Begin Stored rows

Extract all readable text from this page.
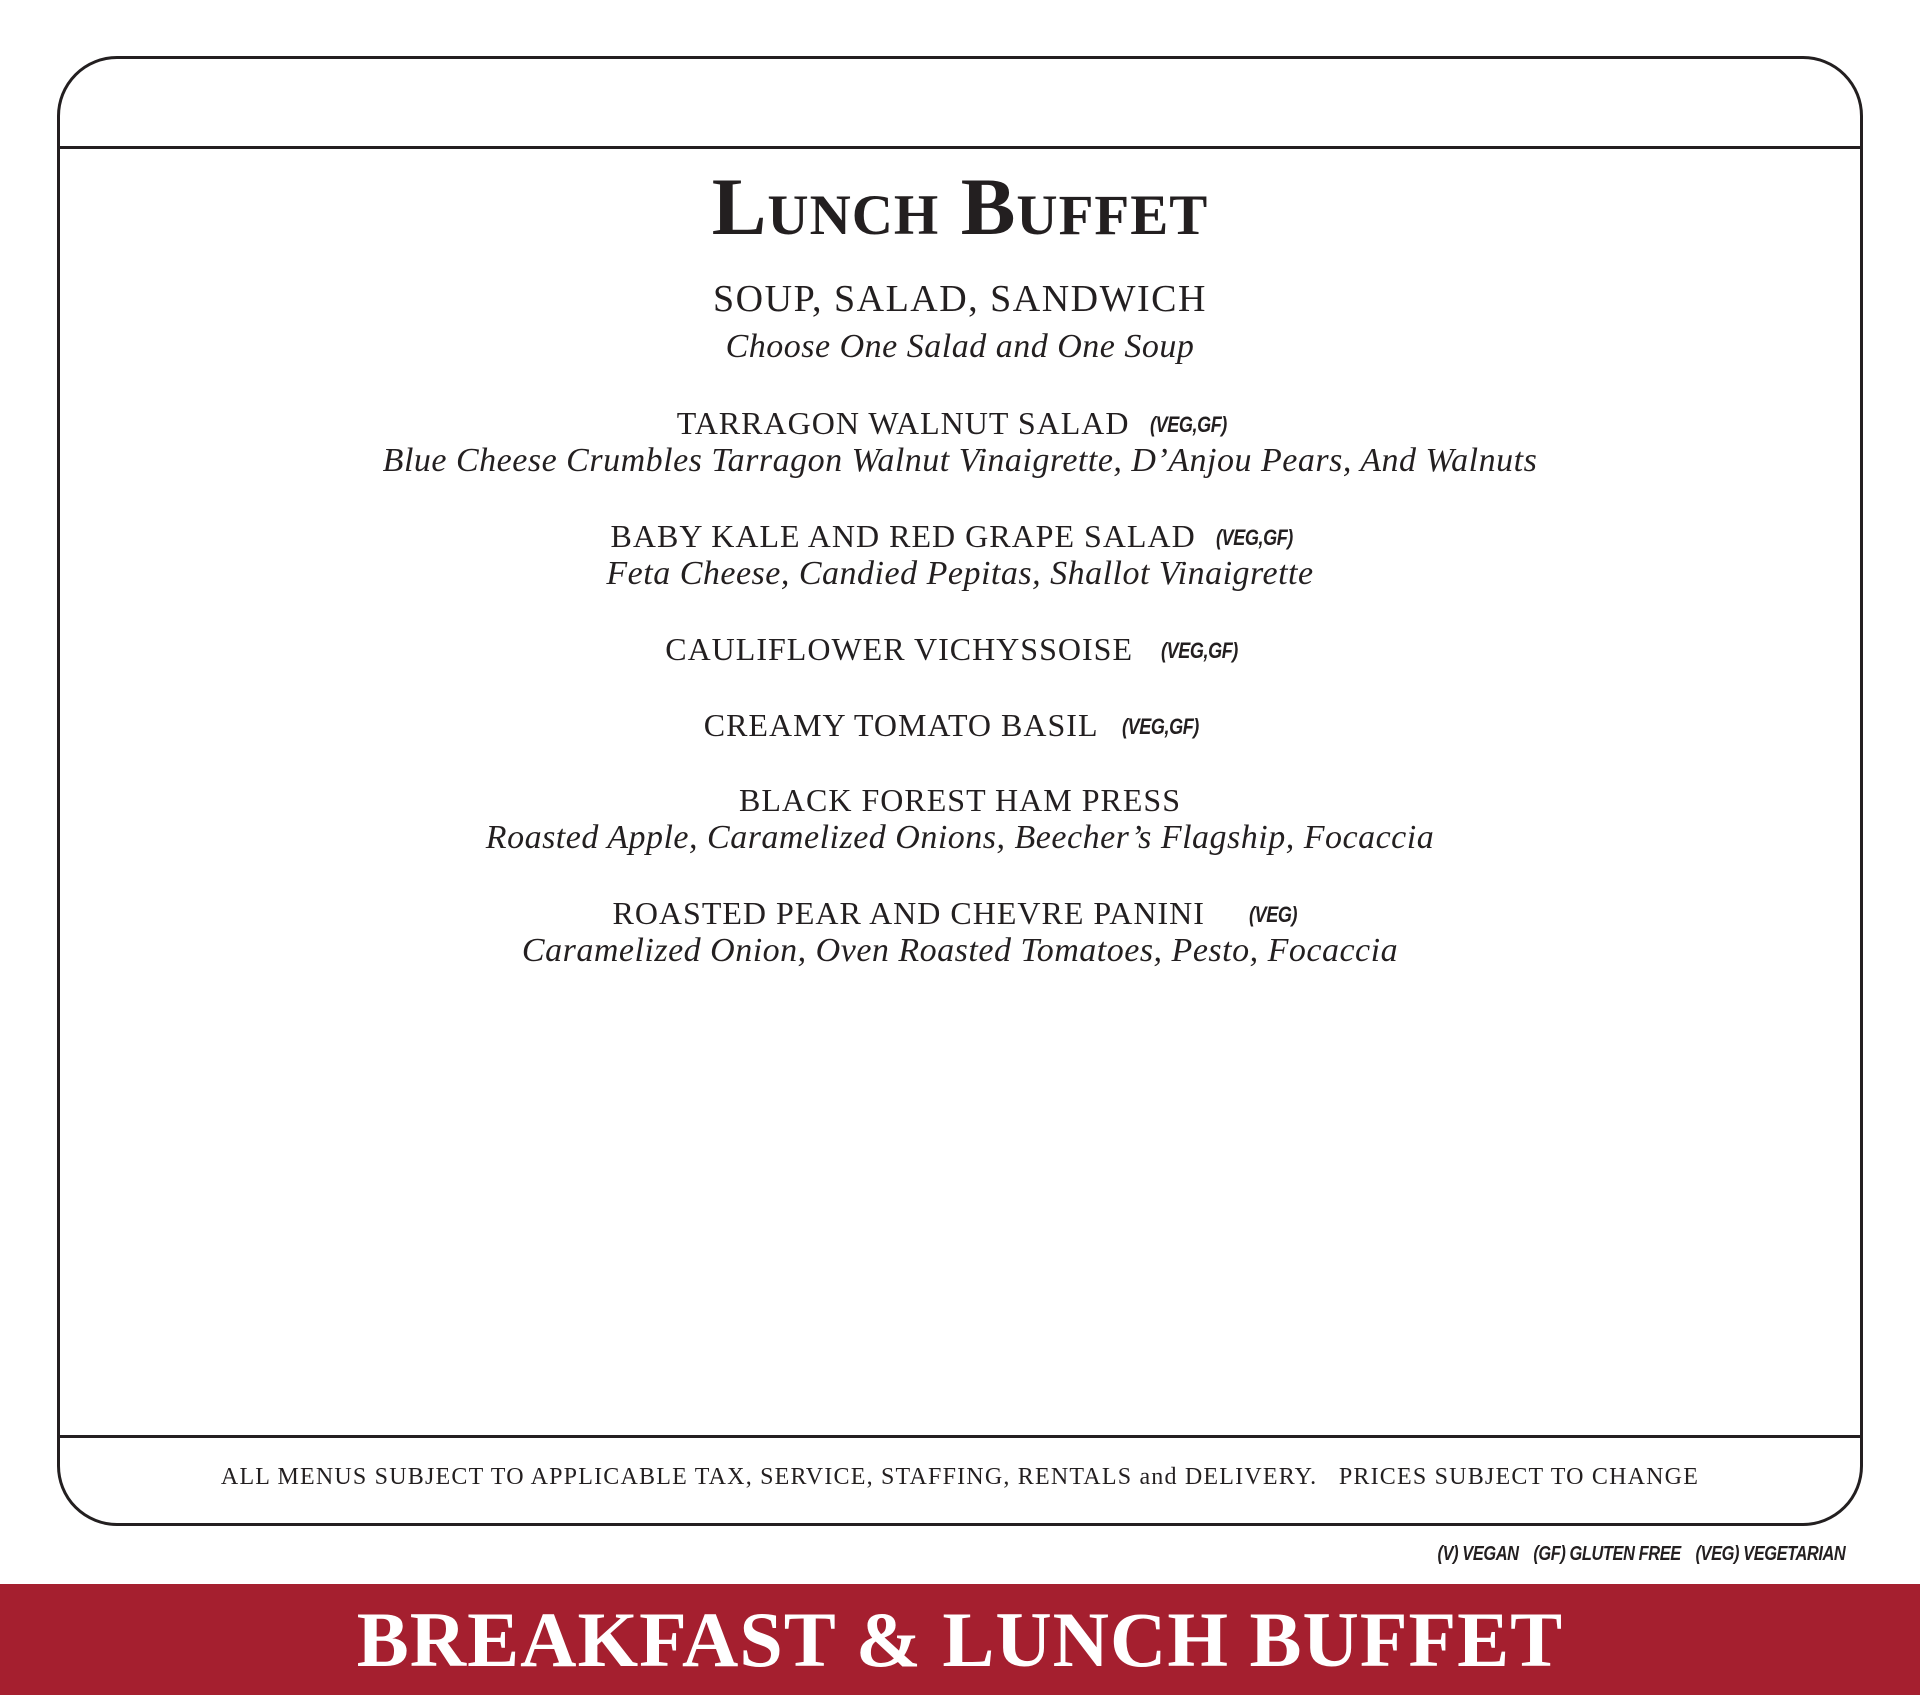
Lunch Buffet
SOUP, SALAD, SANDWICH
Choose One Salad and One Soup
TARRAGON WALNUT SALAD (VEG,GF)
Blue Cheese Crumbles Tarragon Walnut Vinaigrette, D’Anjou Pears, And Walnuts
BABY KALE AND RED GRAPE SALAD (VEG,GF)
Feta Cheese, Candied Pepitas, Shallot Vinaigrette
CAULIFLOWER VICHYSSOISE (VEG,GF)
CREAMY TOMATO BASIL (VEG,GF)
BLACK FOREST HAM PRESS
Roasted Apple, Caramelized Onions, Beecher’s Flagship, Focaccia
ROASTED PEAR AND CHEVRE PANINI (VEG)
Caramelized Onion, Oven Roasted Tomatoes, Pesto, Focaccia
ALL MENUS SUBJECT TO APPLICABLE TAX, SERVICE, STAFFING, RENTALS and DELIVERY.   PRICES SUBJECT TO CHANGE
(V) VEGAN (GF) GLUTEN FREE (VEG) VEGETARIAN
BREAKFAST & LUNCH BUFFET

End Stored rows
Begin Stored rows

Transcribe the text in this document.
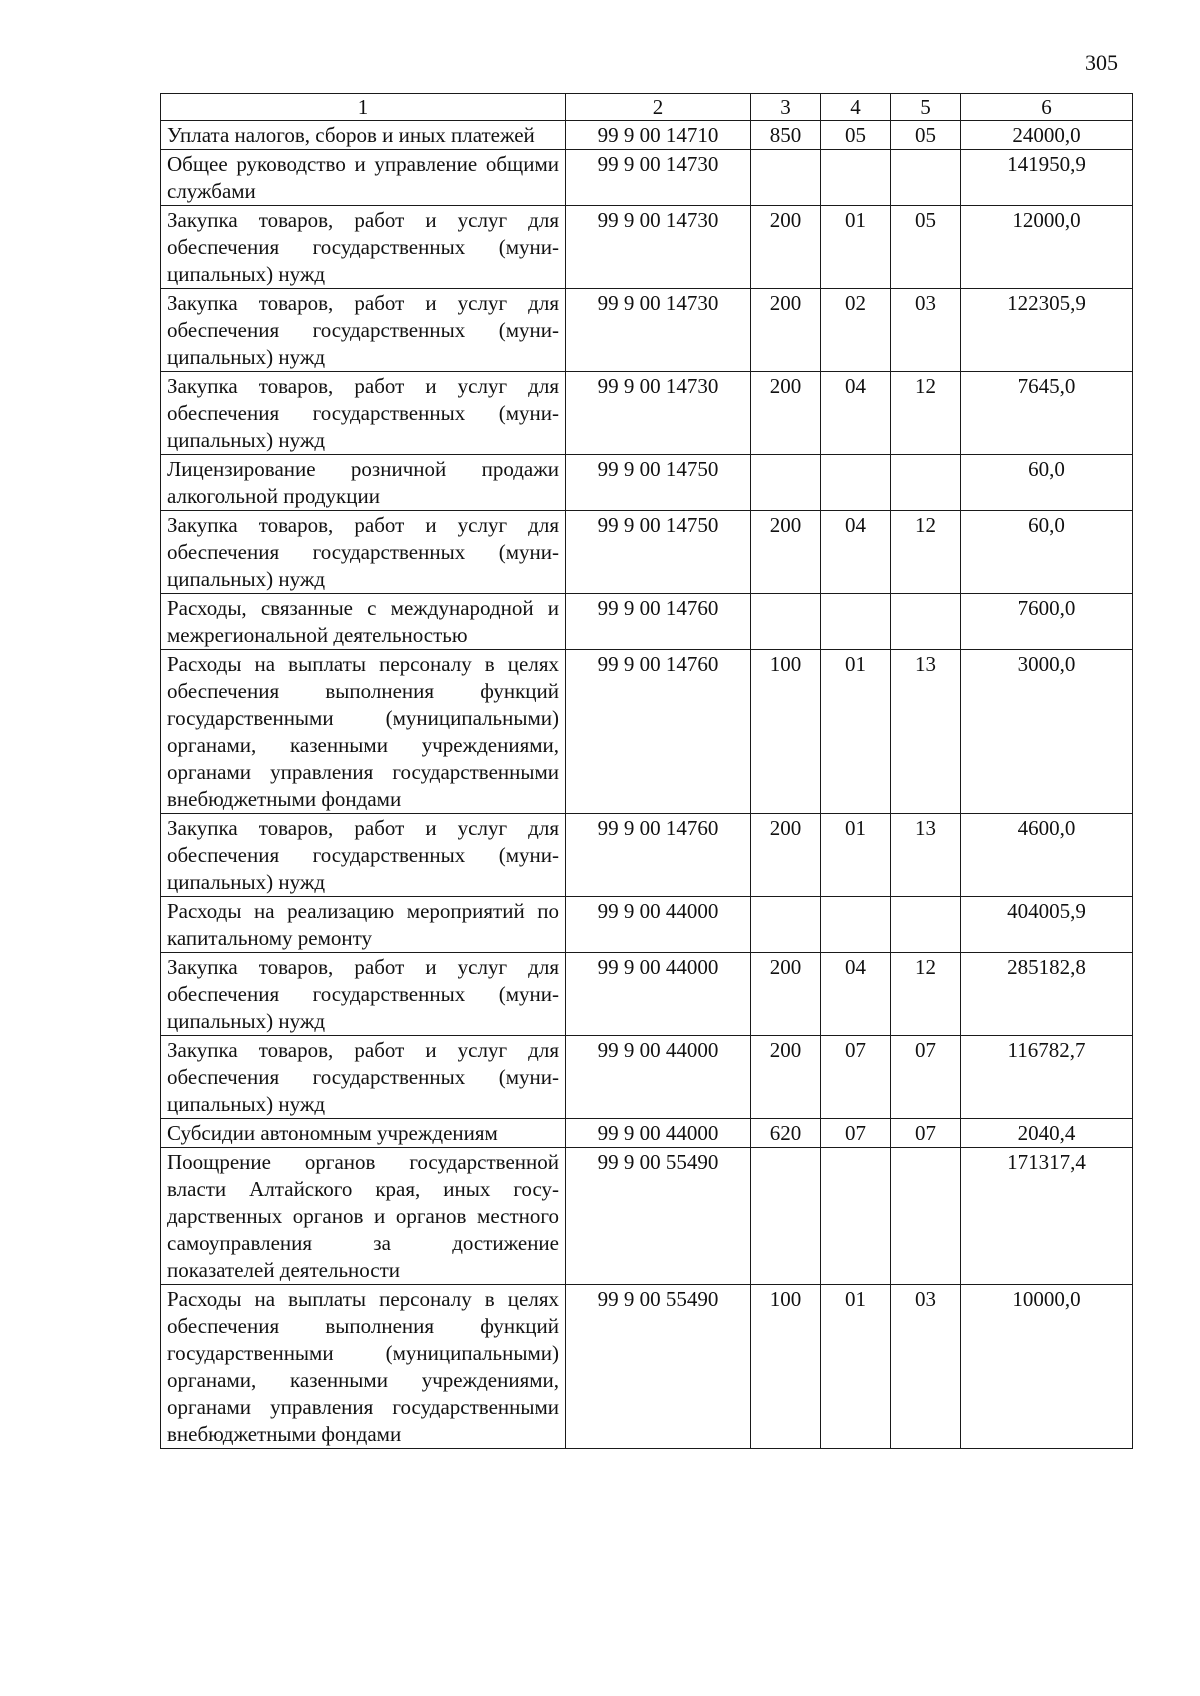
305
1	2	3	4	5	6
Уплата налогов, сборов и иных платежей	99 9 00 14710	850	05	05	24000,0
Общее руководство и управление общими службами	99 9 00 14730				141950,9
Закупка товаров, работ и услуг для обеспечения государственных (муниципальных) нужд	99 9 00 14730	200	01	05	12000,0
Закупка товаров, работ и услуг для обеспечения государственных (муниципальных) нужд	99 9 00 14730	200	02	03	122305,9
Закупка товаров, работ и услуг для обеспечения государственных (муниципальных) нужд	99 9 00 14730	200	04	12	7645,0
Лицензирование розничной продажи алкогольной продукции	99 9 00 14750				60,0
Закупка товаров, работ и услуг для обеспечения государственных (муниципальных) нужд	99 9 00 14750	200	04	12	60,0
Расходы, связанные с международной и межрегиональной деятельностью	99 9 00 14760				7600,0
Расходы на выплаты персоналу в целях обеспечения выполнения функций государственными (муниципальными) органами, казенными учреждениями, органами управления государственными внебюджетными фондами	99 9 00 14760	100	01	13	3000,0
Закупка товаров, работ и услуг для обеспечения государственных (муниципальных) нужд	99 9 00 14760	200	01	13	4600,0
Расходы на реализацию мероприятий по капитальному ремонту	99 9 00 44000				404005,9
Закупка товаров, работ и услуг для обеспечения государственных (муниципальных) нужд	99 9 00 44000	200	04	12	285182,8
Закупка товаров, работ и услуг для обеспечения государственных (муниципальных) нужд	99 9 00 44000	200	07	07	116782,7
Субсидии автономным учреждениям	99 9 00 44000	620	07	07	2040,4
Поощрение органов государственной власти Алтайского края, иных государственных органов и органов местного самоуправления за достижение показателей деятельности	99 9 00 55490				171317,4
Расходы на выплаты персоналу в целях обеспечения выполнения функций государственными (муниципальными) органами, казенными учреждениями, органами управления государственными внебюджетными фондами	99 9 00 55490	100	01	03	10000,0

End Stored rows
Begin Stored rows

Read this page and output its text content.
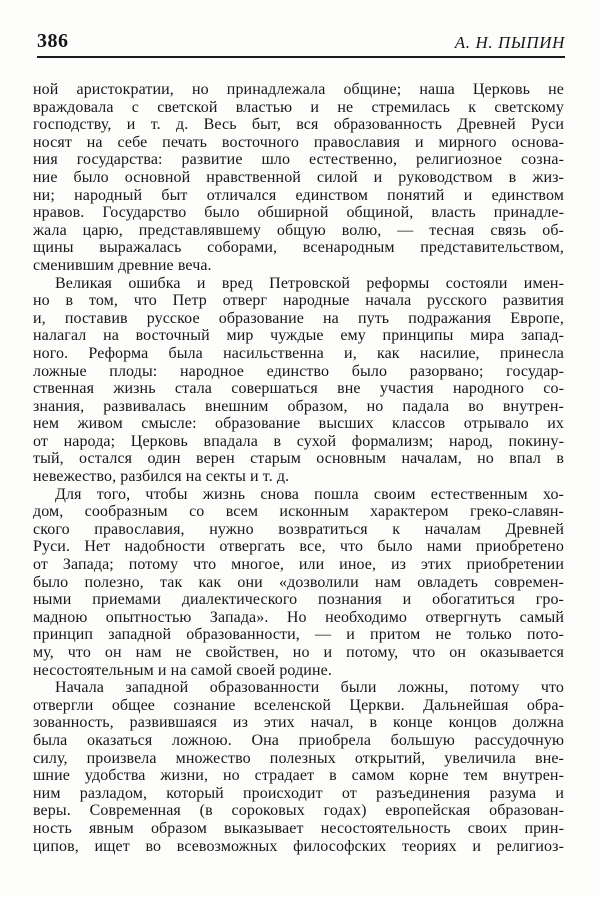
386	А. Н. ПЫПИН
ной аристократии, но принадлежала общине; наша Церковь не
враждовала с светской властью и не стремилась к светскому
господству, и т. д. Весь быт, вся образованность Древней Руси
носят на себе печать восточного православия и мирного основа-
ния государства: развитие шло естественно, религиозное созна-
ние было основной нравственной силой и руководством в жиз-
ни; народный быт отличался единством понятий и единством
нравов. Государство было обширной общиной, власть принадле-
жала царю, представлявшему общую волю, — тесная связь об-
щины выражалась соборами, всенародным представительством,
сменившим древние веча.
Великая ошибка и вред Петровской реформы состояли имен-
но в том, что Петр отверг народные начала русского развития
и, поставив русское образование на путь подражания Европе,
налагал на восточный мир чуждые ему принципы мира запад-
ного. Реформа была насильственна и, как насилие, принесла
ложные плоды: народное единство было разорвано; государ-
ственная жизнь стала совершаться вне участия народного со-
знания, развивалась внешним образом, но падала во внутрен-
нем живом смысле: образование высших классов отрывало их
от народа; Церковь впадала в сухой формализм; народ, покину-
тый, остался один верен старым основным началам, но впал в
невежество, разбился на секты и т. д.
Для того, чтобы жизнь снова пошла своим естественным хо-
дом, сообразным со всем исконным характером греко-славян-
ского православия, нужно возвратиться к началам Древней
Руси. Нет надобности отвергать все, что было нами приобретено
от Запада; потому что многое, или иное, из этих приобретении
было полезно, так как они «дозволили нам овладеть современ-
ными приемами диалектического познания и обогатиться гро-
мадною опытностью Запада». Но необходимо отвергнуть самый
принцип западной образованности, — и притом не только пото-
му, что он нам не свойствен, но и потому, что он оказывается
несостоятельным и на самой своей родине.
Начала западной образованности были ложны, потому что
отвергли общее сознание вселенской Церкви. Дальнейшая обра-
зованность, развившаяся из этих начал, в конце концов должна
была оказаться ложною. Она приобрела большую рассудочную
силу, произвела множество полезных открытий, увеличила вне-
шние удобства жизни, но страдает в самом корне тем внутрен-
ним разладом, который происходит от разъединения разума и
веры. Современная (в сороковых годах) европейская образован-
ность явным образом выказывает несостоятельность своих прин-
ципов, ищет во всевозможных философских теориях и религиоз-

End Stored rows

- **Set problem**
Determine the number of lines in these entries that contain the word "выполнения", and write only that number.

- **Output for this task**
2